#### YOUR TASK:
Every line in the listing is to be echoed verbatim.

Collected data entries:
-- BEGIN --

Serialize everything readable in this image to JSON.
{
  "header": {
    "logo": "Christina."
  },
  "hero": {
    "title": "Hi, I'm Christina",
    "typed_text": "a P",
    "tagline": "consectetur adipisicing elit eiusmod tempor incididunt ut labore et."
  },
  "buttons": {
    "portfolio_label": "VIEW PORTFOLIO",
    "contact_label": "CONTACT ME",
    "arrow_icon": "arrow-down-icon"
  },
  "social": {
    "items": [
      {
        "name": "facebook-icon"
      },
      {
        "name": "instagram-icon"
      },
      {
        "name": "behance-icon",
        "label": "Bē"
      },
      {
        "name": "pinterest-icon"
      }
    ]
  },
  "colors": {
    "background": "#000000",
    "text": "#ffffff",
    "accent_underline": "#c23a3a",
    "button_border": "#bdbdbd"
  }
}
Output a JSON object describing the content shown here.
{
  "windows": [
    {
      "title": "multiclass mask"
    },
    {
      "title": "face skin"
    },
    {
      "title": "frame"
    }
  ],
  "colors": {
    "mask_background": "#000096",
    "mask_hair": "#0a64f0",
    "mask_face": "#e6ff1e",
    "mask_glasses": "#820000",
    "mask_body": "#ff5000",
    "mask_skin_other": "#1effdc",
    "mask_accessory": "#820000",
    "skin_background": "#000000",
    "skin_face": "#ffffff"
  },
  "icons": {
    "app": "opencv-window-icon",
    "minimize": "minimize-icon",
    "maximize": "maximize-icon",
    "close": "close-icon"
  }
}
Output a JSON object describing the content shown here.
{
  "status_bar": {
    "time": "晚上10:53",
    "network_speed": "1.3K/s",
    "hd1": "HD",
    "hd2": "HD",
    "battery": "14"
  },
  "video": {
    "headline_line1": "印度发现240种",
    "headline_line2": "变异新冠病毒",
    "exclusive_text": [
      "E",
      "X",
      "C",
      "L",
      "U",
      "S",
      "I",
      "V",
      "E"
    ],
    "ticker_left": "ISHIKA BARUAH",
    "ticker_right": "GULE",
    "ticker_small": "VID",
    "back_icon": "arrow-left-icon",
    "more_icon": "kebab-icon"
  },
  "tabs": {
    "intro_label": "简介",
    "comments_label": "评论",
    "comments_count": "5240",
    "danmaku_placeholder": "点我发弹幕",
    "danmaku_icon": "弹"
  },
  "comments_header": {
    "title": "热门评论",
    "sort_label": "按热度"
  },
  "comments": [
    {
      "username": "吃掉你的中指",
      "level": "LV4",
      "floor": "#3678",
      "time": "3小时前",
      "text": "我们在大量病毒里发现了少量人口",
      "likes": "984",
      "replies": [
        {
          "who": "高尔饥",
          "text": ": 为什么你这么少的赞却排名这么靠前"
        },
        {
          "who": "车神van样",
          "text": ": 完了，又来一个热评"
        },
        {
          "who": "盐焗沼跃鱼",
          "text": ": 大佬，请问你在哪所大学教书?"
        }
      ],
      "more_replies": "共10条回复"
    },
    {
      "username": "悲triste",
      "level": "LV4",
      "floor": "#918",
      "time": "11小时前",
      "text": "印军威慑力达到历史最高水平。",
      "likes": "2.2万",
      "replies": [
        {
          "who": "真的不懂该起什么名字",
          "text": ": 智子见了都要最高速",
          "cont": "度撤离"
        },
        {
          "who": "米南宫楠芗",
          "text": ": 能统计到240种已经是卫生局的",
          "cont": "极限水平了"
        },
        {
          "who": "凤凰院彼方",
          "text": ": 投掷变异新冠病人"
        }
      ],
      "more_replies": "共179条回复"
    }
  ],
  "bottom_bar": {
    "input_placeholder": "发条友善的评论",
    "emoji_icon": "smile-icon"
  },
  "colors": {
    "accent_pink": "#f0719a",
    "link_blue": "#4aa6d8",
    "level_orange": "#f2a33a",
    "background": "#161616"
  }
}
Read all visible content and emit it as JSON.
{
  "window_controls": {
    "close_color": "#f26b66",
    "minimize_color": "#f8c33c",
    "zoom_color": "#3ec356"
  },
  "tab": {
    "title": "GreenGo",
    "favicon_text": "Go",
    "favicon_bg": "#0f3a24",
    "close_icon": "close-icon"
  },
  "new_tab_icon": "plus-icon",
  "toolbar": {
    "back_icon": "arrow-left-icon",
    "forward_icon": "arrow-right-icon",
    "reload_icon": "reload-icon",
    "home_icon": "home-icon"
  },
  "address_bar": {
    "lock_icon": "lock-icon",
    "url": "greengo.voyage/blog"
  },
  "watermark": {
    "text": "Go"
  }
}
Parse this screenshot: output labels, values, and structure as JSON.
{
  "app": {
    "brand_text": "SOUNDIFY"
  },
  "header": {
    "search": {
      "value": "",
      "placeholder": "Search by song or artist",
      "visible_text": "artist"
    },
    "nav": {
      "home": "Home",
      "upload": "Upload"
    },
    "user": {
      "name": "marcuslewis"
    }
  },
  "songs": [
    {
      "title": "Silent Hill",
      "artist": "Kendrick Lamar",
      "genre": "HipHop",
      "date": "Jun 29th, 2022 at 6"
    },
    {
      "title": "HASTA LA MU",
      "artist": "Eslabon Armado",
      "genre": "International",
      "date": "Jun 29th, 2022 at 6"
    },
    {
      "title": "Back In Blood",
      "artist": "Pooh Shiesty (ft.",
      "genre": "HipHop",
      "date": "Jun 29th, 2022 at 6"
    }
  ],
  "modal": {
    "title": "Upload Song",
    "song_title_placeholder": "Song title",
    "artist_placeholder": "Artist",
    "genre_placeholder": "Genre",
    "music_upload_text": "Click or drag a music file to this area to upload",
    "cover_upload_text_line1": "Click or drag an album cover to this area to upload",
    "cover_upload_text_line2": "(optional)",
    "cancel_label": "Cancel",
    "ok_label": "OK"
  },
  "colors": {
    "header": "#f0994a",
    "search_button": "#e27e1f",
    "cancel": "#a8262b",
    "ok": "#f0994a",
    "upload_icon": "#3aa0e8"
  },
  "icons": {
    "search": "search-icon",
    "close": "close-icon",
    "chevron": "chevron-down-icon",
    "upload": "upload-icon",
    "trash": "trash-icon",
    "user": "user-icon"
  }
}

-- END --

#### RESPONSE TO THE TASK:
Serialize everything readable in this image to JSON.
{
  "header": {
    "logo": "Christina."
  },
  "hero": {
    "title": "Hi, I'm Christina",
    "typed_text": "a P",
    "tagline": "consectetur adipisicing elit eiusmod tempor incididunt ut labore et."
  },
  "buttons": {
    "portfolio_label": "VIEW PORTFOLIO",
    "contact_label": "CONTACT ME",
    "arrow_icon": "arrow-down-icon"
  },
  "social": {
    "items": [
      {
        "name": "facebook-icon"
      },
      {
        "name": "instagram-icon"
      },
      {
        "name": "behance-icon",
        "label": "Bē"
      },
      {
        "name": "pinterest-icon"
      }
    ]
  },
  "colors": {
    "background": "#000000",
    "text": "#ffffff",
    "accent_underline": "#c23a3a",
    "button_border": "#bdbdbd"
  }
}
Output a JSON object describing the content shown here.
{
  "windows": [
    {
      "title": "multiclass mask"
    },
    {
      "title": "face skin"
    },
    {
      "title": "frame"
    }
  ],
  "colors": {
    "mask_background": "#000096",
    "mask_hair": "#0a64f0",
    "mask_face": "#e6ff1e",
    "mask_glasses": "#820000",
    "mask_body": "#ff5000",
    "mask_skin_other": "#1effdc",
    "mask_accessory": "#820000",
    "skin_background": "#000000",
    "skin_face": "#ffffff"
  },
  "icons": {
    "app": "opencv-window-icon",
    "minimize": "minimize-icon",
    "maximize": "maximize-icon",
    "close": "close-icon"
  }
}
Output a JSON object describing the content shown here.
{
  "status_bar": {
    "time": "晚上10:53",
    "network_speed": "1.3K/s",
    "hd1": "HD",
    "hd2": "HD",
    "battery": "14"
  },
  "video": {
    "headline_line1": "印度发现240种",
    "headline_line2": "变异新冠病毒",
    "exclusive_text": [
      "E",
      "X",
      "C",
      "L",
      "U",
      "S",
      "I",
      "V",
      "E"
    ],
    "ticker_left": "ISHIKA BARUAH",
    "ticker_right": "GULE",
    "ticker_small": "VID",
    "back_icon": "arrow-left-icon",
    "more_icon": "kebab-icon"
  },
  "tabs": {
    "intro_label": "简介",
    "comments_label": "评论",
    "comments_count": "5240",
    "danmaku_placeholder": "点我发弹幕",
    "danmaku_icon": "弹"
  },
  "comments_header": {
    "title": "热门评论",
    "sort_label": "按热度"
  },
  "comments": [
    {
      "username": "吃掉你的中指",
      "level": "LV4",
      "floor": "#3678",
      "time": "3小时前",
      "text": "我们在大量病毒里发现了少量人口",
      "likes": "984",
      "replies": [
        {
          "who": "高尔饥",
          "text": ": 为什么你这么少的赞却排名这么靠前"
        },
        {
          "who": "车神van样",
          "text": ": 完了，又来一个热评"
        },
        {
          "who": "盐焗沼跃鱼",
          "text": ": 大佬，请问你在哪所大学教书?"
        }
      ],
      "more_replies": "共10条回复"
    },
    {
      "username": "悲triste",
      "level": "LV4",
      "floor": "#918",
      "time": "11小时前",
      "text": "印军威慑力达到历史最高水平。",
      "likes": "2.2万",
      "replies": [
        {
          "who": "真的不懂该起什么名字",
          "text": ": 智子见了都要最高速",
          "cont": "度撤离"
        },
        {
          "who": "米南宫楠芗",
          "text": ": 能统计到240种已经是卫生局的",
          "cont": "极限水平了"
        },
        {
          "who": "凤凰院彼方",
          "text": ": 投掷变异新冠病人"
        }
      ],
      "more_replies": "共179条回复"
    }
  ],
  "bottom_bar": {
    "input_placeholder": "发条友善的评论",
    "emoji_icon": "smile-icon"
  },
  "colors": {
    "accent_pink": "#f0719a",
    "link_blue": "#4aa6d8",
    "level_orange": "#f2a33a",
    "background": "#161616"
  }
}
Read all visible content and emit it as JSON.
{
  "window_controls": {
    "close_color": "#f26b66",
    "minimize_color": "#f8c33c",
    "zoom_color": "#3ec356"
  },
  "tab": {
    "title": "GreenGo",
    "favicon_text": "Go",
    "favicon_bg": "#0f3a24",
    "close_icon": "close-icon"
  },
  "new_tab_icon": "plus-icon",
  "toolbar": {
    "back_icon": "arrow-left-icon",
    "forward_icon": "arrow-right-icon",
    "reload_icon": "reload-icon",
    "home_icon": "home-icon"
  },
  "address_bar": {
    "lock_icon": "lock-icon",
    "url": "greengo.voyage/blog"
  },
  "watermark": {
    "text": "Go"
  }
}
Parse this screenshot: output labels, values, and structure as JSON.
{
  "app": {
    "brand_text": "SOUNDIFY"
  },
  "header": {
    "search": {
      "value": "",
      "placeholder": "Search by song or artist",
      "visible_text": "artist"
    },
    "nav": {
      "home": "Home",
      "upload": "Upload"
    },
    "user": {
      "name": "marcuslewis"
    }
  },
  "songs": [
    {
      "title": "Silent Hill",
      "artist": "Kendrick Lamar",
      "genre": "HipHop",
      "date": "Jun 29th, 2022 at 6"
    },
    {
      "title": "HASTA LA MU",
      "artist": "Eslabon Armado",
      "genre": "International",
      "date": "Jun 29th, 2022 at 6"
    },
    {
      "title": "Back In Blood",
      "artist": "Pooh Shiesty (ft.",
      "genre": "HipHop",
      "date": "Jun 29th, 2022 at 6"
    }
  ],
  "modal": {
    "title": "Upload Song",
    "song_title_placeholder": "Song title",
    "artist_placeholder": "Artist",
    "genre_placeholder": "Genre",
    "music_upload_text": "Click or drag a music file to this area to upload",
    "cover_upload_text_line1": "Click or drag an album cover to this area to upload",
    "cover_upload_text_line2": "(optional)",
    "cancel_label": "Cancel",
    "ok_label": "OK"
  },
  "colors": {
    "header": "#f0994a",
    "search_button": "#e27e1f",
    "cancel": "#a8262b",
    "ok": "#f0994a",
    "upload_icon": "#3aa0e8"
  },
  "icons": {
    "search": "search-icon",
    "close": "close-icon",
    "chevron": "chevron-down-icon",
    "upload": "upload-icon",
    "trash": "trash-icon",
    "user": "user-icon"
  }
}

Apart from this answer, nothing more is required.